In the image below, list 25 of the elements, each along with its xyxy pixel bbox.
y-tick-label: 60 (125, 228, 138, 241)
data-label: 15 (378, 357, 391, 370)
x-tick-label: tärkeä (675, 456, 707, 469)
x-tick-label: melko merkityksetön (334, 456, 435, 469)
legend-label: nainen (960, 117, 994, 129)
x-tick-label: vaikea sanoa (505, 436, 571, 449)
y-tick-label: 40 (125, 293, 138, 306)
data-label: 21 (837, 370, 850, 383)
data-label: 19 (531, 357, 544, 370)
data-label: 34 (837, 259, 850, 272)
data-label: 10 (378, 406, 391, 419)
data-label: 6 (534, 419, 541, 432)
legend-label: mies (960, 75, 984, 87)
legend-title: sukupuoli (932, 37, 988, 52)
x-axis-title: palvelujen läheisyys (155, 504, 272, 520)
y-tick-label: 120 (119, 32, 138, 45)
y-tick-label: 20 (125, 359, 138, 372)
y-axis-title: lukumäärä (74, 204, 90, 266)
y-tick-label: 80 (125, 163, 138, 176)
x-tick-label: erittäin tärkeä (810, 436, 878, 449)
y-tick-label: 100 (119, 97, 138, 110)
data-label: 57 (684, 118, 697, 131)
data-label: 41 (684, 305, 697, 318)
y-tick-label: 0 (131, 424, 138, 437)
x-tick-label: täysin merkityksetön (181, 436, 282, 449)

+===+

**Exercise goal**
Please set out the lines above as a numbered list, omitting any blank lines.

**Completed exercise**
1. In the image below, list 25 of the elements, each along with its xyxy pixel bbox.
2. y-tick-label: 60 (125, 228, 138, 241)
3. data-label: 15 (378, 357, 391, 370)
4. x-tick-label: tärkeä (675, 456, 707, 469)
5. x-tick-label: melko merkityksetön (334, 456, 435, 469)
6. legend-label: nainen (960, 117, 994, 129)
7. x-tick-label: vaikea sanoa (505, 436, 571, 449)
8. y-tick-label: 40 (125, 293, 138, 306)
9. data-label: 21 (837, 370, 850, 383)
10. data-label: 19 (531, 357, 544, 370)
11. data-label: 34 (837, 259, 850, 272)
12. data-label: 10 (378, 406, 391, 419)
13. data-label: 6 (534, 419, 541, 432)
14. legend-label: mies (960, 75, 984, 87)
15. legend-title: sukupuoli (932, 37, 988, 52)
16. x-axis-title: palvelujen läheisyys (155, 504, 272, 520)
17. y-tick-label: 120 (119, 32, 138, 45)
18. y-tick-label: 20 (125, 359, 138, 372)
19. y-axis-title: lukumäärä (74, 204, 90, 266)
20. y-tick-label: 80 (125, 163, 138, 176)
21. x-tick-label: erittäin tärkeä (810, 436, 878, 449)
22. y-tick-label: 100 (119, 97, 138, 110)
23. data-label: 57 (684, 118, 697, 131)
24. data-label: 41 (684, 305, 697, 318)
25. y-tick-label: 0 (131, 424, 138, 437)
26. x-tick-label: täysin merkityksetön (181, 436, 282, 449)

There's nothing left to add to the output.